AVAILABLE DATA
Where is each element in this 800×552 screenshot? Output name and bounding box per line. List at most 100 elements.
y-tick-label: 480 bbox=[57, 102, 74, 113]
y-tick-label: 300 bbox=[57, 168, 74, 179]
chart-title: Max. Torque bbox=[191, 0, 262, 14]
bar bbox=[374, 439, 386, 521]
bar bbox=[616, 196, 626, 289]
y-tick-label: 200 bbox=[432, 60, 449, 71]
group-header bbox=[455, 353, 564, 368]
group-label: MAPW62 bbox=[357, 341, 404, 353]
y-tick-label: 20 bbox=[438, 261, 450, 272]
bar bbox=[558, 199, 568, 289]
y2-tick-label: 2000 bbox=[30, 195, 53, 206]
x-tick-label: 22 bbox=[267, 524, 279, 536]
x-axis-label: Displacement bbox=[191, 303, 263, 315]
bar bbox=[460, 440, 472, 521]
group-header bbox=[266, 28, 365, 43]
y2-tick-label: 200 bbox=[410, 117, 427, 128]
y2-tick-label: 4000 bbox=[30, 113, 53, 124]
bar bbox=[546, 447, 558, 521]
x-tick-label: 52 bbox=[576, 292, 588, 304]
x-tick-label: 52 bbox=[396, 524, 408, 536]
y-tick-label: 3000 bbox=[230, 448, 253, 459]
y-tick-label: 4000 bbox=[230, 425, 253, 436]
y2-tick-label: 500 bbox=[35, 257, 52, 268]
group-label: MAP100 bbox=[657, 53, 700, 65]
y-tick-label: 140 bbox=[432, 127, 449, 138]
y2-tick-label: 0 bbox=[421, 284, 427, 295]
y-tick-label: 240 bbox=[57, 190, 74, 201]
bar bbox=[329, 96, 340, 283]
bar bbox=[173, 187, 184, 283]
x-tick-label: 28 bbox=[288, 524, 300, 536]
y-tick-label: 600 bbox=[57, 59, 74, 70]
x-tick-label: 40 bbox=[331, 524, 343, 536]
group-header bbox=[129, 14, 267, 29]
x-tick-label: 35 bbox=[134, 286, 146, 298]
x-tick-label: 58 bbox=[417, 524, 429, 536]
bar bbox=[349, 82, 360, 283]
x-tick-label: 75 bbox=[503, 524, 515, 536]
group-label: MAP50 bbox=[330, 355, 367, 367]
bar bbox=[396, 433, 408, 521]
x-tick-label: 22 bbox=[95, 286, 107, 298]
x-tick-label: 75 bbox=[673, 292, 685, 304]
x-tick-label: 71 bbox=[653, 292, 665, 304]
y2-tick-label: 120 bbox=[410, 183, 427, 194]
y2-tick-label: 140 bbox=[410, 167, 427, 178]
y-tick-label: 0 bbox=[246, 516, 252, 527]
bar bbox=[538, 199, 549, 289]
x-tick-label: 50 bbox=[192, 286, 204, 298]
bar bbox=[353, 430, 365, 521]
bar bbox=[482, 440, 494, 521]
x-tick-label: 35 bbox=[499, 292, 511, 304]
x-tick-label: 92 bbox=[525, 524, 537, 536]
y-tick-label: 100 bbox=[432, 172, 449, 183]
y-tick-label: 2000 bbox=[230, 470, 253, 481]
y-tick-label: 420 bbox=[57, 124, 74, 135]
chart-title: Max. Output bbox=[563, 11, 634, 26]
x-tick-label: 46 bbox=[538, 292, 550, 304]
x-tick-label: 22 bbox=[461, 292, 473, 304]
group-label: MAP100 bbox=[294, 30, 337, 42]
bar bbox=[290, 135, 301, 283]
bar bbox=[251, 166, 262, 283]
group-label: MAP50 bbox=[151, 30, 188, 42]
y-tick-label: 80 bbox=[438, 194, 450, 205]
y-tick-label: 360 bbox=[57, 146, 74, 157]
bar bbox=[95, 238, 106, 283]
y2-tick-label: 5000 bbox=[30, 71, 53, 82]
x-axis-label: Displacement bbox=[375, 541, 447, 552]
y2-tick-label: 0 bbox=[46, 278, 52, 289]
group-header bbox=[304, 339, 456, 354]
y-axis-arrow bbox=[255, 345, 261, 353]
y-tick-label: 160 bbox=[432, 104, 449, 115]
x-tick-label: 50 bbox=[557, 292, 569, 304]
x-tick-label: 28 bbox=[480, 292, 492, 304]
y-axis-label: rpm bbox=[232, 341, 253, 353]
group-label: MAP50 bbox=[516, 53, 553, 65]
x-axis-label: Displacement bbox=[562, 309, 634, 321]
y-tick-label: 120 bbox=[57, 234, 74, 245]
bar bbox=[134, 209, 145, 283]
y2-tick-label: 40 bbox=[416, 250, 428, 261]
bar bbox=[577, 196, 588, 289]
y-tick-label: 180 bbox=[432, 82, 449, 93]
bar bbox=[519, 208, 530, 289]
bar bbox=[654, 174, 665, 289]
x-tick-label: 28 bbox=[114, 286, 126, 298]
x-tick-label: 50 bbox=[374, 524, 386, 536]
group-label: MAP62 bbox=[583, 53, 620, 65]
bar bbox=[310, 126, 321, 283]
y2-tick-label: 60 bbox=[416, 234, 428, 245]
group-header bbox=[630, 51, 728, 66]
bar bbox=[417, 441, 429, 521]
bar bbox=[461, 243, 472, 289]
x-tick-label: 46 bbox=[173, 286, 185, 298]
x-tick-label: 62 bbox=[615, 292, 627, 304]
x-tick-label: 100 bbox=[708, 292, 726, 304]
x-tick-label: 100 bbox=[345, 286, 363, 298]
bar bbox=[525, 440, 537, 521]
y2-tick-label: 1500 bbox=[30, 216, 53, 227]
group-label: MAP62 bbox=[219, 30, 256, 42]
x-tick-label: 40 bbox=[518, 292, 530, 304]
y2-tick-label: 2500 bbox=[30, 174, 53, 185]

YOUR GOAL
Write out the items above word for word, beginning with the first line and continuing through the line that contains "y-tick-label: 600 bbox=[57, 59, 74, 70]", with both of those lines included.

REPLY TO THE EXERCISE
Where is each element in this 800×552 screenshot? Output name and bounding box per line. List at most 100 elements.
y-tick-label: 480 bbox=[57, 102, 74, 113]
y-tick-label: 300 bbox=[57, 168, 74, 179]
chart-title: Max. Torque bbox=[191, 0, 262, 14]
bar bbox=[374, 439, 386, 521]
bar bbox=[616, 196, 626, 289]
y-tick-label: 200 bbox=[432, 60, 449, 71]
group-header bbox=[455, 353, 564, 368]
group-label: MAPW62 bbox=[357, 341, 404, 353]
y-tick-label: 20 bbox=[438, 261, 450, 272]
bar bbox=[558, 199, 568, 289]
y2-tick-label: 2000 bbox=[30, 195, 53, 206]
x-tick-label: 22 bbox=[267, 524, 279, 536]
x-axis-label: Displacement bbox=[191, 303, 263, 315]
bar bbox=[460, 440, 472, 521]
group-header bbox=[266, 28, 365, 43]
y2-tick-label: 200 bbox=[410, 117, 427, 128]
y2-tick-label: 4000 bbox=[30, 113, 53, 124]
bar bbox=[546, 447, 558, 521]
x-tick-label: 52 bbox=[576, 292, 588, 304]
x-tick-label: 52 bbox=[396, 524, 408, 536]
y-tick-label: 3000 bbox=[230, 448, 253, 459]
y-tick-label: 4000 bbox=[230, 425, 253, 436]
y2-tick-label: 500 bbox=[35, 257, 52, 268]
group-label: MAP100 bbox=[657, 53, 700, 65]
y-tick-label: 140 bbox=[432, 127, 449, 138]
y2-tick-label: 0 bbox=[421, 284, 427, 295]
y-tick-label: 240 bbox=[57, 190, 74, 201]
bar bbox=[329, 96, 340, 283]
bar bbox=[173, 187, 184, 283]
x-tick-label: 28 bbox=[288, 524, 300, 536]
y-tick-label: 600 bbox=[57, 59, 74, 70]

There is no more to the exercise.